─── Provided information ───

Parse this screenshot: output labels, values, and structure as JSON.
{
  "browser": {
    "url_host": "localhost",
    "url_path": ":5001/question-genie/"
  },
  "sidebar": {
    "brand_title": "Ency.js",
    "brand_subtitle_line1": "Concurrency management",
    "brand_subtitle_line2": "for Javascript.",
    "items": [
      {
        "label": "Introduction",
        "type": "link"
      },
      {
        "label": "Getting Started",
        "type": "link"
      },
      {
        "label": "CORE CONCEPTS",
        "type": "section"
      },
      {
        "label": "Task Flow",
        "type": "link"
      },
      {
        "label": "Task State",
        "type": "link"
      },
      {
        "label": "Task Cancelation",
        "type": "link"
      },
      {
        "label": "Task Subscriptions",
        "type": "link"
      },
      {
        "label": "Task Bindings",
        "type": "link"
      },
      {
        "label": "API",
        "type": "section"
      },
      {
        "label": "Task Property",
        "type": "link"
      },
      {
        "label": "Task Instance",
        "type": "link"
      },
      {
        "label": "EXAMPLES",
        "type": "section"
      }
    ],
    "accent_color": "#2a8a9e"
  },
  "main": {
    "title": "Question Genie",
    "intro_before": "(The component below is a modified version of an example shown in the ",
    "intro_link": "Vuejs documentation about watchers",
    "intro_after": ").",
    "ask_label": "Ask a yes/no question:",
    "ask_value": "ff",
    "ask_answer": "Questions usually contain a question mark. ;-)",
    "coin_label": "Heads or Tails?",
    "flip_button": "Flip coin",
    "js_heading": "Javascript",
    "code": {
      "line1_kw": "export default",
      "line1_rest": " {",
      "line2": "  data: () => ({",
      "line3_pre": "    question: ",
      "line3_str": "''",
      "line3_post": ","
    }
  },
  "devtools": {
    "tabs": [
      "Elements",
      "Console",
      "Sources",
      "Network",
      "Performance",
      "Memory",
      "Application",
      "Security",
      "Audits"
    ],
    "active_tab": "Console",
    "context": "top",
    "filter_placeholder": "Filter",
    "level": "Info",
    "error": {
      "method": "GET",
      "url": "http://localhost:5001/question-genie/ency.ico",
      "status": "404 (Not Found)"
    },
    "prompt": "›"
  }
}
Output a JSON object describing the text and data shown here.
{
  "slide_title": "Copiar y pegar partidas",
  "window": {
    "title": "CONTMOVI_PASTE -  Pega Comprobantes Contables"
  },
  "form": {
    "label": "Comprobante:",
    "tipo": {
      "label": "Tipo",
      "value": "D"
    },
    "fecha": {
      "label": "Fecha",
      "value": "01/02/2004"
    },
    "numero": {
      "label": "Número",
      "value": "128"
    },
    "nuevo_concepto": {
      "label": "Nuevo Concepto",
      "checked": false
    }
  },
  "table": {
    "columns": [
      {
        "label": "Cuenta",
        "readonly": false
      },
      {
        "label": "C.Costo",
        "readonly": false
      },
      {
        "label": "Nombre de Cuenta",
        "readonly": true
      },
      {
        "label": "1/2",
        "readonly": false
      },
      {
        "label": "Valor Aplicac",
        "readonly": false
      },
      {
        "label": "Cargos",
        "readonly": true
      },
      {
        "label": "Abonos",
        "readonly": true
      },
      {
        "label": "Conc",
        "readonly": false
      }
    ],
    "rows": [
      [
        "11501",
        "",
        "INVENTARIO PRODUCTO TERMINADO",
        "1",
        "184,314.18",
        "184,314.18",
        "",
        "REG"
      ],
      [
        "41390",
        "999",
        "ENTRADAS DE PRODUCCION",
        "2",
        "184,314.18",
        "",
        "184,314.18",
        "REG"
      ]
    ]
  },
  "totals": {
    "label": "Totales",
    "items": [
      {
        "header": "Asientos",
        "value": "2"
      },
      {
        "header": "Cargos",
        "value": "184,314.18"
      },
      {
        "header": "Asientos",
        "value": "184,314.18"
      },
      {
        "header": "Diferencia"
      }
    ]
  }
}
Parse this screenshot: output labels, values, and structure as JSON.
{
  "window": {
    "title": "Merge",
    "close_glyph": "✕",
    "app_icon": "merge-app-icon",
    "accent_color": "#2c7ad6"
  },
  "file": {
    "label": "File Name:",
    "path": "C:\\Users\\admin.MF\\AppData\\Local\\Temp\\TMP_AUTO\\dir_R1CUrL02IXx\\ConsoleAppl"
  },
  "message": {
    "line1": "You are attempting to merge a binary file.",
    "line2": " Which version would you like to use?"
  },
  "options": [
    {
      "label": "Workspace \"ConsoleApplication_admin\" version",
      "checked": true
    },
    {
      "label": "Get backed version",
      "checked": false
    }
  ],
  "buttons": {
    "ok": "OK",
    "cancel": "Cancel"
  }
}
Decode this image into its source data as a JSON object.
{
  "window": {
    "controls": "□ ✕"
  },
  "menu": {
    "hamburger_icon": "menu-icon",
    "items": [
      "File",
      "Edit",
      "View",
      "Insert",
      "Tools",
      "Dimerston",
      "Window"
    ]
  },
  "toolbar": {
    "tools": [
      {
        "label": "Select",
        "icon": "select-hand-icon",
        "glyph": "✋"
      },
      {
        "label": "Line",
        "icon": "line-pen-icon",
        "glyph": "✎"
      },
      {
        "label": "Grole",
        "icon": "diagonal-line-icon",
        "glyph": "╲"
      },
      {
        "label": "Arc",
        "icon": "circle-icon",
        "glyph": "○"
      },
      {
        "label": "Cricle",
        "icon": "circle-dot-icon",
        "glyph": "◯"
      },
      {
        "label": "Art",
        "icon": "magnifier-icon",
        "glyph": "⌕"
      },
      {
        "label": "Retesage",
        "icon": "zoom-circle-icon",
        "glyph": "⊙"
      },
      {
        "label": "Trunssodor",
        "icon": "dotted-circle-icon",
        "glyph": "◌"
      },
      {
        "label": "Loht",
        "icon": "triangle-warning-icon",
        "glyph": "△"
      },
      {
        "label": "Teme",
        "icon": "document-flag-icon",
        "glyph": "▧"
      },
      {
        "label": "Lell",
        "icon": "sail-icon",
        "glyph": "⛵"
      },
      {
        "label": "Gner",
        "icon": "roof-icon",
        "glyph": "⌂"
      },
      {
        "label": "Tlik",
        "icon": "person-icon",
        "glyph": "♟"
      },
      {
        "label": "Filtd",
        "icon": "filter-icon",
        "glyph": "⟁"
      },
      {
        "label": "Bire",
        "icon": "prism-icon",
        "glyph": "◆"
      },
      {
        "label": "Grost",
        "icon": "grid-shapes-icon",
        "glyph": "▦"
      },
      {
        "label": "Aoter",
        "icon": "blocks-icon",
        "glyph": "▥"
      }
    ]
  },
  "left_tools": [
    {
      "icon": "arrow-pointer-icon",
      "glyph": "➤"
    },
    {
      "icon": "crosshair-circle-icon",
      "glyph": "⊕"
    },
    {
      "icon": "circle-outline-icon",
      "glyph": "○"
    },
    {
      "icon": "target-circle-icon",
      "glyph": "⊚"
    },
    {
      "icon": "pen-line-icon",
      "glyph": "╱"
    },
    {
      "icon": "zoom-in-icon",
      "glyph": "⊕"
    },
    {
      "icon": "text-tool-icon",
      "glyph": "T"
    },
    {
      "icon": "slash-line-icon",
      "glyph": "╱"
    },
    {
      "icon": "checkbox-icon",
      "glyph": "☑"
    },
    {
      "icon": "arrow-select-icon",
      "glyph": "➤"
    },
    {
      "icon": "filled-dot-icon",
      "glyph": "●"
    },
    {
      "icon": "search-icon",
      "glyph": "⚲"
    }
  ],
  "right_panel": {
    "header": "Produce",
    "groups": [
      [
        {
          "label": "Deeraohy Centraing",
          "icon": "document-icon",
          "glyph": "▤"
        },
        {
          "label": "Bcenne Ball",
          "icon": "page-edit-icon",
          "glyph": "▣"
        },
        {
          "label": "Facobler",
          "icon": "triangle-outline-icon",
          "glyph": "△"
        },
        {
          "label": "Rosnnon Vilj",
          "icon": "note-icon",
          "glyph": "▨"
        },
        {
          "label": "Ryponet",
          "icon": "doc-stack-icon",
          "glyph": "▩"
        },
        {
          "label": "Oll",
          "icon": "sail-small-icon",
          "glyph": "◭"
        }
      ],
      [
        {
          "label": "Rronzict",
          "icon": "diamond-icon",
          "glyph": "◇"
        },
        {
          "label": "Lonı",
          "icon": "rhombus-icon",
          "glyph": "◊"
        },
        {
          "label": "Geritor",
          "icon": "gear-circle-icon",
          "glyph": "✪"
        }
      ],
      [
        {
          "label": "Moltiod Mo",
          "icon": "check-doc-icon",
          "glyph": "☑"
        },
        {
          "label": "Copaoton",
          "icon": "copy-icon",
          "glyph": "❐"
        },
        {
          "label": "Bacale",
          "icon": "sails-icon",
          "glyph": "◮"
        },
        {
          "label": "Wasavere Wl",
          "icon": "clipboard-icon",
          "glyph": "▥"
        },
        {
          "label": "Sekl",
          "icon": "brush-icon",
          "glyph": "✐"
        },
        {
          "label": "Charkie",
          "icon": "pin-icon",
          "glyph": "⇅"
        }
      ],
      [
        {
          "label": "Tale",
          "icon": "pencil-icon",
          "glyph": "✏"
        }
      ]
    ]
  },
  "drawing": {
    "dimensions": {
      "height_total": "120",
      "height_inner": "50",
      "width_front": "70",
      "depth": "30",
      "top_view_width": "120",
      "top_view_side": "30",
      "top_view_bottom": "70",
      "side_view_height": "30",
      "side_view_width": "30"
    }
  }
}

───

Task:
Every line containing the string "JSON" must be listed.

Result of this task:
Parse this screenshot: output labels, values, and structure as JSON.
Output a JSON object describing the text and data shown here.
Parse this screenshot: output labels, values, and structure as JSON.
Decode this image into its source data as a JSON object.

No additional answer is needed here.